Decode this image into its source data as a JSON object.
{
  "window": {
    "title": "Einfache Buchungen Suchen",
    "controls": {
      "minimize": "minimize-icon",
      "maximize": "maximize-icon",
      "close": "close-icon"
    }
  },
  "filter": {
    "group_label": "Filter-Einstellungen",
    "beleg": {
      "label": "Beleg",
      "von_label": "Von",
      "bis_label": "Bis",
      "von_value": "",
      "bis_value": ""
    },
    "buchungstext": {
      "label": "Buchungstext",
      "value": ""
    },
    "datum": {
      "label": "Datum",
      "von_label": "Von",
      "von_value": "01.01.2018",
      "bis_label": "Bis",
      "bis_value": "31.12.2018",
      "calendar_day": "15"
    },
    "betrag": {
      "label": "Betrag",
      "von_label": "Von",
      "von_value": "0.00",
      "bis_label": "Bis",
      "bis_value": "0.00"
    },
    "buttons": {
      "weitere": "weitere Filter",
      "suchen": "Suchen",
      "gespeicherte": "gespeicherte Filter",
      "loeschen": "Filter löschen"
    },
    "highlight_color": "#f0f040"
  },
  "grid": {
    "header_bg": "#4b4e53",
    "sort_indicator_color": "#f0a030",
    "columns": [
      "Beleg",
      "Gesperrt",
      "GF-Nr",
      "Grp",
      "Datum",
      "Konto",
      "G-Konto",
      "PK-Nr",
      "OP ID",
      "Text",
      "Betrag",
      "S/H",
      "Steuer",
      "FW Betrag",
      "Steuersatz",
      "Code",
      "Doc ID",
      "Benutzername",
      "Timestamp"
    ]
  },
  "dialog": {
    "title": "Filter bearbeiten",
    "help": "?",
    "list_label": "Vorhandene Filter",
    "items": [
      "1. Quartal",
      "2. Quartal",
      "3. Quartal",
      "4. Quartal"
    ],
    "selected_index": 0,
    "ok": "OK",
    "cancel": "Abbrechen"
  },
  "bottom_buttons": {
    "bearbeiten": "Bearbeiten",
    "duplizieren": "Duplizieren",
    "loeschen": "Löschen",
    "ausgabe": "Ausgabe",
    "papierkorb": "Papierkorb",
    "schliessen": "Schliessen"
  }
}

◆ ◆ ◆ ◆ ◆ ◆ ◆

▶ [The request]
All of the records must be retyped exactly as they are.

▶ [Solution to this problem]
Decode this image into its source data as a JSON object.
{
  "window": {
    "title": "Einfache Buchungen Suchen",
    "controls": {
      "minimize": "minimize-icon",
      "maximize": "maximize-icon",
      "close": "close-icon"
    }
  },
  "filter": {
    "group_label": "Filter-Einstellungen",
    "beleg": {
      "label": "Beleg",
      "von_label": "Von",
      "bis_label": "Bis",
      "von_value": "",
      "bis_value": ""
    },
    "buchungstext": {
      "label": "Buchungstext",
      "value": ""
    },
    "datum": {
      "label": "Datum",
      "von_label": "Von",
      "von_value": "01.01.2018",
      "bis_label": "Bis",
      "bis_value": "31.12.2018",
      "calendar_day": "15"
    },
    "betrag": {
      "label": "Betrag",
      "von_label": "Von",
      "von_value": "0.00",
      "bis_label": "Bis",
      "bis_value": "0.00"
    },
    "buttons": {
      "weitere": "weitere Filter",
      "suchen": "Suchen",
      "gespeicherte": "gespeicherte Filter",
      "loeschen": "Filter löschen"
    },
    "highlight_color": "#f0f040"
  },
  "grid": {
    "header_bg": "#4b4e53",
    "sort_indicator_color": "#f0a030",
    "columns": [
      "Beleg",
      "Gesperrt",
      "GF-Nr",
      "Grp",
      "Datum",
      "Konto",
      "G-Konto",
      "PK-Nr",
      "OP ID",
      "Text",
      "Betrag",
      "S/H",
      "Steuer",
      "FW Betrag",
      "Steuersatz",
      "Code",
      "Doc ID",
      "Benutzername",
      "Timestamp"
    ]
  },
  "dialog": {
    "title": "Filter bearbeiten",
    "help": "?",
    "list_label": "Vorhandene Filter",
    "items": [
      "1. Quartal",
      "2. Quartal",
      "3. Quartal",
      "4. Quartal"
    ],
    "selected_index": 0,
    "ok": "OK",
    "cancel": "Abbrechen"
  },
  "bottom_buttons": {
    "bearbeiten": "Bearbeiten",
    "duplizieren": "Duplizieren",
    "loeschen": "Löschen",
    "ausgabe": "Ausgabe",
    "papierkorb": "Papierkorb",
    "schliessen": "Schliessen"
  }
}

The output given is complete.